● **EXTRACT**
+ + + + +

The Honorable Melvin A. Steinberg
Lieutenant Governor

      You have requested our opinion concerning the legal authority
of the Maryland Stadium Authority to enter into an indemnification
agreement. Specifically, your question is whether “the Stadium
Authority [may] fund damages for lease terminations in other states
or reimburse professional sports franchises for their legal fees in
matters involving actions brought as a result of a relocation of a
football franchise from another state.”

      For the reasons stated below, we conclude that the Maryland
Stadium Authority may enter into indemnification agreements
related to costs associated with a football franchise’s efforts to
relocate to Baltimore only if the agreement is backed by funds that
are available to the Stadium Authority for this purpose or the
agreement is otherwise made contingent on the future availability of
funds to pay the indemnification.


      The Stadium Authority And A Football Franchise

       We have no doubt that the Stadium Authority acts in
furtherance of its statutory purposes when it seeks to attract a
National Football League team to Baltimore. The “sports facility”
that the Authority is to construct includes a stadium “for the primary
purpose of holding professional football games ....” §13-701(c)(1)
of the Financial Institutions (“FI”) Article, Maryland Code.
Moreover, one of the prerequisites to the Authority’s closing on the
sale of bonds is the securing, “[w]ith respect to site acquisition and
the construction of a football stadium, a franchise for a National
Football League team and a long-term lease.” FI §13-712.1(4)(ii).
No one could doubt that the Stadium Authority was pursuing its
432                                                     [79 Op. Att’y

statutory responsibilities, when, for example, it participated
intensively in an effort to obtain an NFL expansion team for
Baltimore. The Court of Appeals observed that one of the
Authority’s objectives was “to give the State the best possible
chance to retain a National Football League (NFL) franchise upon
expansion of the league.” Kelly v. Marylanders for Sports Sanity,
Inc., 310 Md. 437, 471, 530 A.2d 245 (1987) (citing Department of
Fiscal Services, The Stadium Issue 1 (1987)). We see no difference
in this regard when the Stadium Authority seeks to attract an existing
NFL franchise instead of an expansion team.

      The Stadium Authority has been granted extensive powers to
carry out the purposes for which it was created. It may “[e]nter into
contracts of any kind, and execute all instruments necessary or
convenient with respect to its carrying out the powers in this subtitle
to accomplish the purposes of the Authority.” FI §13-708(a)(10).
It may “[d]o all things necessary or convenient to carry out the
powers granted by this subtitle.” FI §13-708(a)(18). In addition, it
may “[e]xercise all the corporate powers granted Maryland
corporations under the Maryland General Corporation Law.” FI
§13-708(a)(16). Under the General Corporation Law, a Maryland
corporation may “[m]ake contracts and guarantees [and] incur
liabilities ...” and “[d]o every other act not inconsistent with law
which is appropriate to promote and attain the purposes set forth in
its charter.”      §2-103(5) and (17) of the Corporations and
Associations Article, Maryland Code.

+ + + + +

● **GIVEN ENTRIES**
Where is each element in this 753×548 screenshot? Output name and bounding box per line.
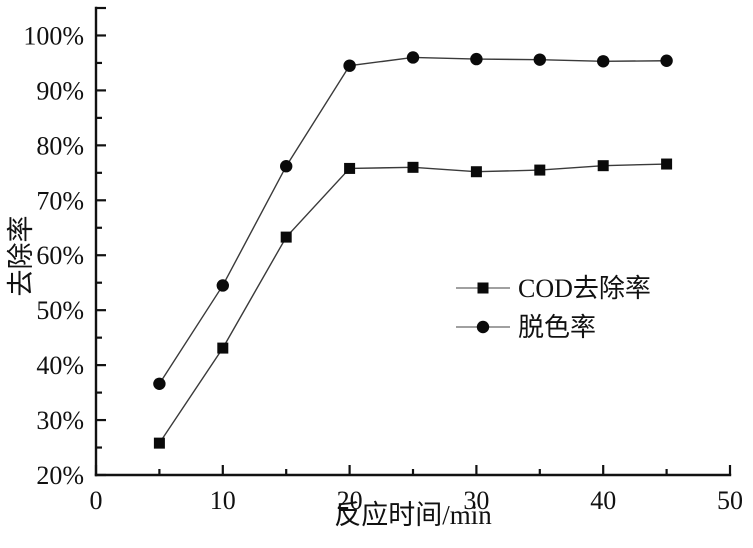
circle-marker <box>597 55 610 68</box>
legend-square-marker <box>477 282 489 294</box>
x-tick-label: 30 <box>463 486 489 515</box>
y-tick-label: 80% <box>36 131 84 160</box>
square-marker <box>534 164 546 176</box>
x-tick-label: 20 <box>337 486 363 515</box>
series-decolorization-rate <box>153 51 673 390</box>
x-tick-label: 10 <box>210 486 236 515</box>
y-tick-label: 90% <box>36 76 84 105</box>
square-marker <box>153 437 165 449</box>
series-line-cod-removal <box>158 163 667 444</box>
square-marker <box>597 160 609 172</box>
ticks <box>94 6 732 477</box>
square-marker <box>470 166 482 178</box>
legend-item-cod-removal: COD去除率 <box>456 274 651 303</box>
circle-marker <box>660 54 673 67</box>
y-tick-label: 30% <box>36 406 84 435</box>
y-tick-label: 50% <box>36 296 84 325</box>
circle-marker <box>216 279 229 292</box>
legend-label: COD去除率 <box>518 274 651 303</box>
circle-marker <box>280 160 293 173</box>
y-tick-label: 60% <box>36 241 84 270</box>
circle-marker <box>470 52 483 66</box>
x-tick-label: 50 <box>717 486 743 515</box>
y-tick-label: 20% <box>36 461 84 490</box>
series-cod-removal <box>153 158 673 449</box>
square-marker <box>280 231 292 243</box>
circle-marker <box>153 377 166 390</box>
tick-labels: 20% 30% 40% 50% 60% 70% 80% 90% 100% 0 10 20 30 40 50 <box>23 21 743 515</box>
y-tick-label: 40% <box>36 351 84 380</box>
square-marker <box>407 161 419 173</box>
legend-item-decolorization-rate: 脱色率 <box>456 313 596 342</box>
x-tick-label: 0 <box>90 486 103 515</box>
y-axis-title: 去除率 <box>6 216 36 297</box>
circle-marker <box>406 51 420 64</box>
circle-marker <box>533 53 546 66</box>
square-marker <box>661 158 673 170</box>
square-marker <box>217 342 229 354</box>
y-tick-label: 100% <box>23 21 84 50</box>
axes <box>94 6 732 477</box>
circle-marker <box>343 59 356 72</box>
legend-label: 脱色率 <box>518 313 596 342</box>
x-axis-title: 反应时间/min <box>334 500 492 530</box>
square-marker <box>344 162 356 174</box>
y-tick-label: 70% <box>36 186 84 215</box>
x-tick-label: 40 <box>590 486 616 515</box>
legend-circle-marker <box>476 320 490 334</box>
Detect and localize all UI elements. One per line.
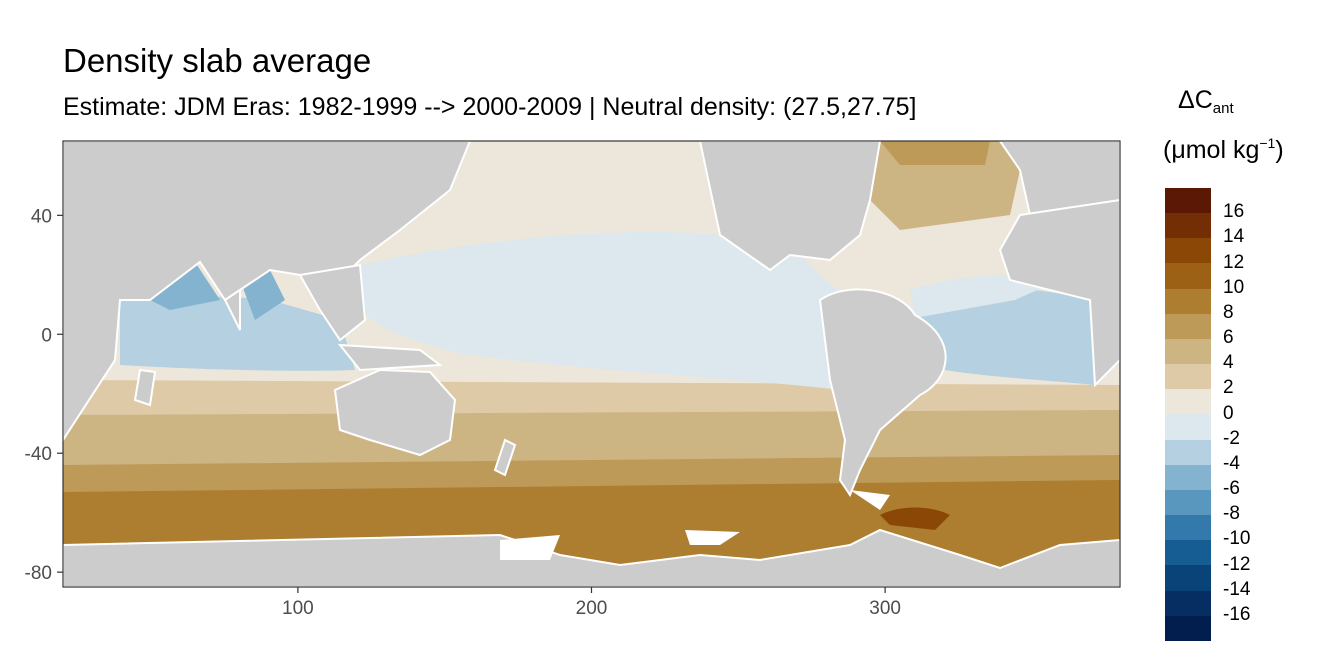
legend-title: ΔCant xyxy=(1178,86,1234,117)
colorbar-label: -8 xyxy=(1223,503,1240,525)
no-data-amundsen xyxy=(685,530,740,545)
y-tick-label: -40 xyxy=(25,444,52,465)
land-india xyxy=(223,288,241,331)
legend-title-sub: ant xyxy=(1212,100,1234,117)
colorbar-swatch xyxy=(1165,515,1211,541)
colorbar-swatch xyxy=(1165,288,1211,314)
colorbar-label: -14 xyxy=(1223,578,1251,600)
colorbar-label: -10 xyxy=(1223,528,1251,550)
colorbar-swatch xyxy=(1165,263,1211,289)
legend-unit-prefix: (μmol kg xyxy=(1163,136,1260,164)
colorbar-swatch xyxy=(1165,238,1211,264)
x-tick-label: 300 xyxy=(869,598,901,619)
colorbar-label: -2 xyxy=(1223,427,1240,449)
colorbar-swatch xyxy=(1165,565,1211,591)
x-axis: 100 200 300 xyxy=(282,587,901,619)
colorbar-label: 16 xyxy=(1223,201,1245,223)
land-south-america xyxy=(818,288,947,498)
colorbar-label: 0 xyxy=(1223,402,1234,424)
colorbar-label: 4 xyxy=(1223,352,1234,374)
land-africa-east xyxy=(998,198,1120,388)
colorbar-swatch xyxy=(1165,540,1211,566)
colorbar-swatch xyxy=(1165,313,1211,339)
y-axis: 40 0 -40 -80 xyxy=(25,206,63,584)
colorbar-label: -4 xyxy=(1223,452,1240,474)
colorbar-swatch xyxy=(1165,590,1211,616)
ocean-indian xyxy=(120,296,355,371)
legend-unit-sup: −1 xyxy=(1259,135,1276,151)
colorbar-swatch xyxy=(1165,464,1211,490)
colorbar-label: -12 xyxy=(1223,553,1251,575)
chart-subtitle: Estimate: JDM Eras: 1982-1999 --> 2000-2… xyxy=(63,93,917,121)
ocean-tropical-atlantic xyxy=(915,289,1095,385)
colorbar-swatch xyxy=(1165,188,1211,214)
ocean-tropical-pacific xyxy=(360,231,850,390)
map-panel xyxy=(63,141,1120,587)
ocean-atlantic-equatorial xyxy=(910,275,1060,318)
colorbar-label: 10 xyxy=(1223,276,1245,298)
colorbar-label: 6 xyxy=(1223,327,1234,348)
land-australia xyxy=(333,368,457,457)
land-antarctica xyxy=(63,528,1120,587)
colorbar-swatch xyxy=(1165,389,1211,415)
chart-title: Density slab average xyxy=(63,42,372,79)
land-madagascar xyxy=(133,368,157,407)
colorbar-label: 8 xyxy=(1223,301,1234,323)
legend-unit-suffix: ) xyxy=(1275,136,1284,164)
y-tick-label: -80 xyxy=(25,563,52,584)
colorbar-label: -6 xyxy=(1223,478,1240,499)
land-masses xyxy=(63,141,1120,587)
ocean-labrador xyxy=(880,141,990,165)
ocean-band-south-pale xyxy=(63,380,1120,415)
x-tick-label: 200 xyxy=(576,598,608,619)
colorbar-label: -16 xyxy=(1223,603,1251,625)
colorbar-swatch xyxy=(1165,213,1211,239)
no-data-ross-sea xyxy=(500,535,560,560)
colorbar-swatch xyxy=(1165,338,1211,365)
land-indonesia xyxy=(337,343,443,372)
legend-title-main: ΔC xyxy=(1178,86,1213,114)
y-tick-label: 40 xyxy=(31,206,52,227)
y-tick-label: 0 xyxy=(41,325,52,346)
land-north-america xyxy=(698,141,882,272)
colorbar-swatch xyxy=(1165,439,1211,465)
colorbar-label: 2 xyxy=(1223,377,1234,399)
colorbar-label: 12 xyxy=(1223,251,1245,273)
land-africa-eurasia xyxy=(63,141,472,442)
no-data-patches xyxy=(500,490,890,560)
colorbar-swatch xyxy=(1165,489,1211,516)
colorbar-swatch xyxy=(1165,364,1211,390)
legend-unit: (μmol kg−1) xyxy=(1163,135,1284,165)
colorbar-swatch xyxy=(1165,615,1211,641)
no-data-drake xyxy=(850,490,890,510)
colorbar xyxy=(1165,188,1211,641)
colorbar-label: 14 xyxy=(1223,226,1245,248)
ocean-weddell xyxy=(880,507,950,530)
x-tick-label: 100 xyxy=(282,598,314,619)
colorbar-swatch xyxy=(1165,414,1211,440)
land-new-zealand xyxy=(493,438,517,477)
land-southeast-asia xyxy=(298,263,367,342)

+ + + + +

● **EXERCISE TASK**
Repeat everything in the Stadium Authority opinion from "For the reasons" down to "pay the indemnification.".

● **COMPLETED TASK**
For the reasons stated below, we conclude that the Maryland
Stadium Authority may enter into indemnification agreements
related to costs associated with a football franchise’s efforts to
relocate to Baltimore only if the agreement is backed by funds that
are available to the Stadium Authority for this purpose or the
agreement is otherwise made contingent on the future availability of
funds to pay the indemnification.